→ What to produce
Output the entries below unchanged, except for the pictures.

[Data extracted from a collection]
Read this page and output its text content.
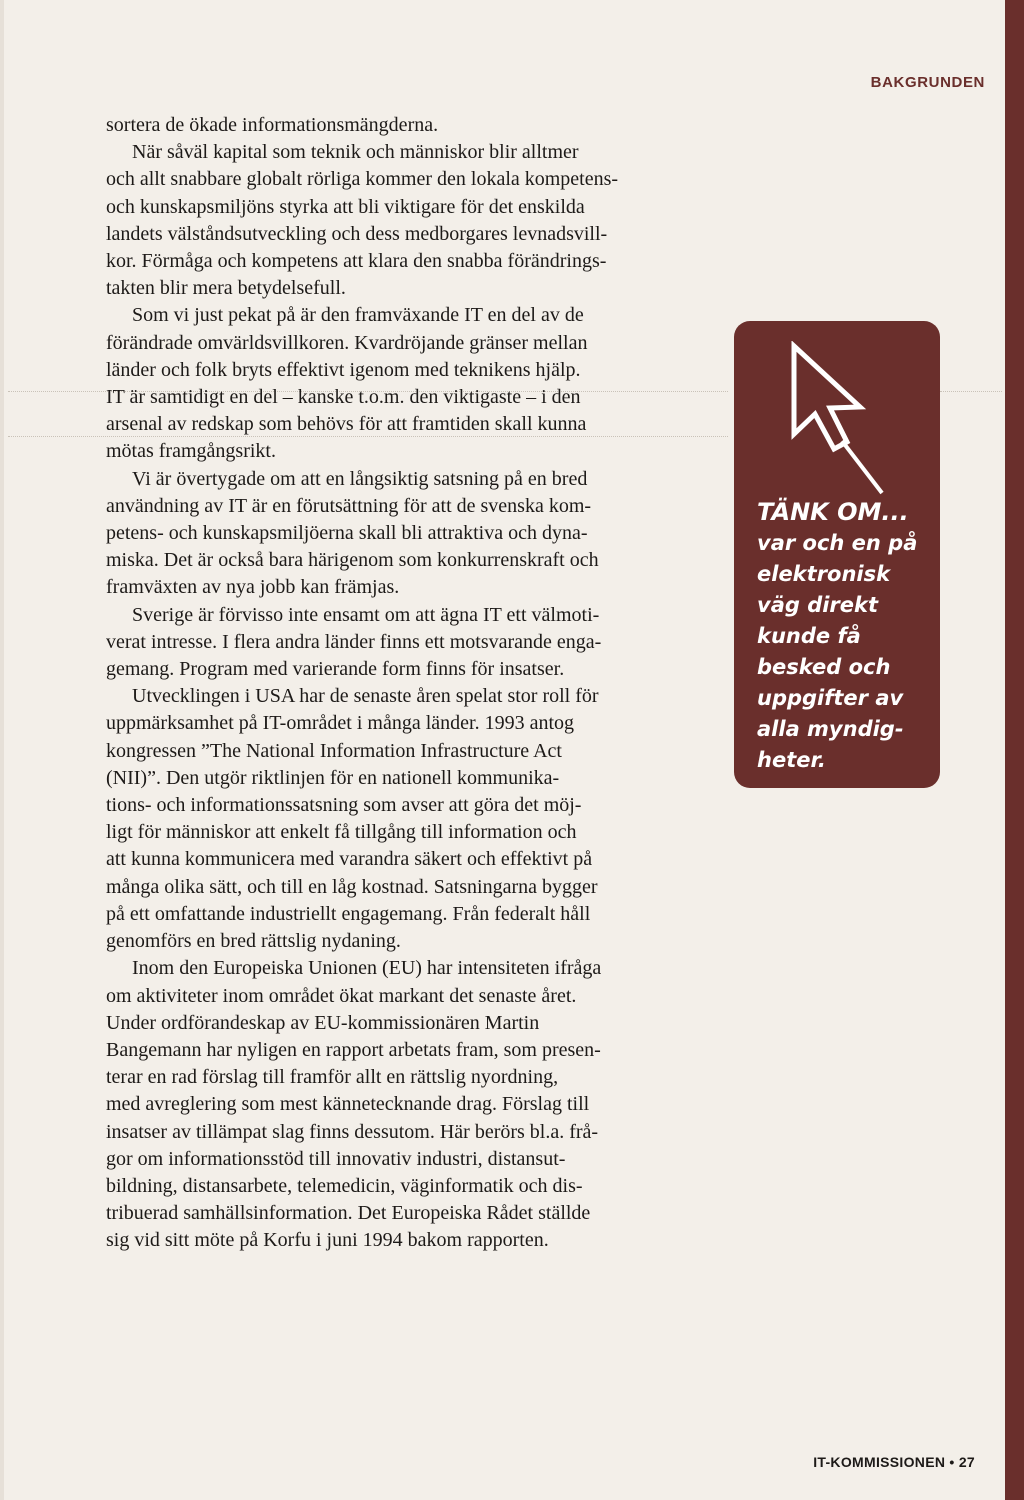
BAKGRUNDEN
sortera de ökade informationsmängderna.
När såväl kapital som teknik och människor blir alltmer
och allt snabbare globalt rörliga kommer den lokala kompetens-
och kunskapsmiljöns styrka att bli viktigare för det enskilda
landets välståndsutveckling och dess medborgares levnadsvill-
kor. Förmåga och kompetens att klara den snabba förändrings-
takten blir mera betydelsefull.
Som vi just pekat på är den framväxande IT en del av de
förändrade omvärldsvillkoren. Kvardröjande gränser mellan
länder och folk bryts effektivt igenom med teknikens hjälp.
IT är samtidigt en del – kanske t.o.m. den viktigaste – i den
arsenal av redskap som behövs för att framtiden skall kunna
mötas framgångsrikt.
Vi är övertygade om att en långsiktig satsning på en bred
användning av IT är en förutsättning för att de svenska kom-
petens- och kunskapsmiljöerna skall bli attraktiva och dyna-
miska. Det är också bara härigenom som konkurrenskraft och
framväxten av nya jobb kan främjas.
Sverige är förvisso inte ensamt om att ägna IT ett välmoti-
verat intresse. I flera andra länder finns ett motsvarande enga-
gemang. Program med varierande form finns för insatser.
Utvecklingen i USA har de senaste åren spelat stor roll för
uppmärksamhet på IT-området i många länder. 1993 antog
kongressen ”The National Information Infrastructure Act
(NII)”. Den utgör riktlinjen för en nationell kommunika-
tions- och informationssatsning som avser att göra det möj-
ligt för människor att enkelt få tillgång till information och
att kunna kommunicera med varandra säkert och effektivt på
många olika sätt, och till en låg kostnad. Satsningarna bygger
på ett omfattande industriellt engagemang. Från federalt håll
genomförs en bred rättslig nydaning.
Inom den Europeiska Unionen (EU) har intensiteten ifråga
om aktiviteter inom området ökat markant det senaste året.
Under ordförandeskap av EU-kommissionären Martin
Bangemann har nyligen en rapport arbetats fram, som presen-
terar en rad förslag till framför allt en rättslig nyordning,
med avreglering som mest kännetecknande drag. Förslag till
insatser av tillämpat slag finns dessutom. Här berörs bl.a. frå-
gor om informationsstöd till innovativ industri, distansut-
bildning, distansarbete, telemedicin, väginformatik och dis-
tribuerad samhällsinformation. Det Europeiska Rådet ställde
sig vid sitt möte på Korfu i juni 1994 bakom rapporten.
TÄNK OM...
var och en på
elektronisk
väg direkt
kunde få
besked och
uppgifter av
alla myndig-
heter.
IT-KOMMISSIONEN • 27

→ Answer space
Read this page and output its text content.
BAKGRUNDEN
sortera de ökade informationsmängderna.
När såväl kapital som teknik och människor blir alltmer
och allt snabbare globalt rörliga kommer den lokala kompetens-
och kunskapsmiljöns styrka att bli viktigare för det enskilda
landets välståndsutveckling och dess medborgares levnadsvill-
kor. Förmåga och kompetens att klara den snabba förändrings-
takten blir mera betydelsefull.
Som vi just pekat på är den framväxande IT en del av de
förändrade omvärldsvillkoren. Kvardröjande gränser mellan
länder och folk bryts effektivt igenom med teknikens hjälp.
IT är samtidigt en del – kanske t.o.m. den viktigaste – i den
arsenal av redskap som behövs för att framtiden skall kunna
mötas framgångsrikt.
Vi är övertygade om att en långsiktig satsning på en bred
användning av IT är en förutsättning för att de svenska kom-
petens- och kunskapsmiljöerna skall bli attraktiva och dyna-
miska. Det är också bara härigenom som konkurrenskraft och
framväxten av nya jobb kan främjas.
Sverige är förvisso inte ensamt om att ägna IT ett välmoti-
verat intresse. I flera andra länder finns ett motsvarande enga-
gemang. Program med varierande form finns för insatser.
Utvecklingen i USA har de senaste åren spelat stor roll för
uppmärksamhet på IT-området i många länder. 1993 antog
kongressen ”The National Information Infrastructure Act
(NII)”. Den utgör riktlinjen för en nationell kommunika-
tions- och informationssatsning som avser att göra det möj-
ligt för människor att enkelt få tillgång till information och
att kunna kommunicera med varandra säkert och effektivt på
många olika sätt, och till en låg kostnad. Satsningarna bygger
på ett omfattande industriellt engagemang. Från federalt håll
genomförs en bred rättslig nydaning.
Inom den Europeiska Unionen (EU) har intensiteten ifråga
om aktiviteter inom området ökat markant det senaste året.
Under ordförandeskap av EU-kommissionären Martin
Bangemann har nyligen en rapport arbetats fram, som presen-
terar en rad förslag till framför allt en rättslig nyordning,
med avreglering som mest kännetecknande drag. Förslag till
insatser av tillämpat slag finns dessutom. Här berörs bl.a. frå-
gor om informationsstöd till innovativ industri, distansut-
bildning, distansarbete, telemedicin, väginformatik och dis-
tribuerad samhällsinformation. Det Europeiska Rådet ställde
sig vid sitt möte på Korfu i juni 1994 bakom rapporten.
TÄNK OM...
var och en på
elektronisk
väg direkt
kunde få
besked och
uppgifter av
alla myndig-
heter.
IT-KOMMISSIONEN • 27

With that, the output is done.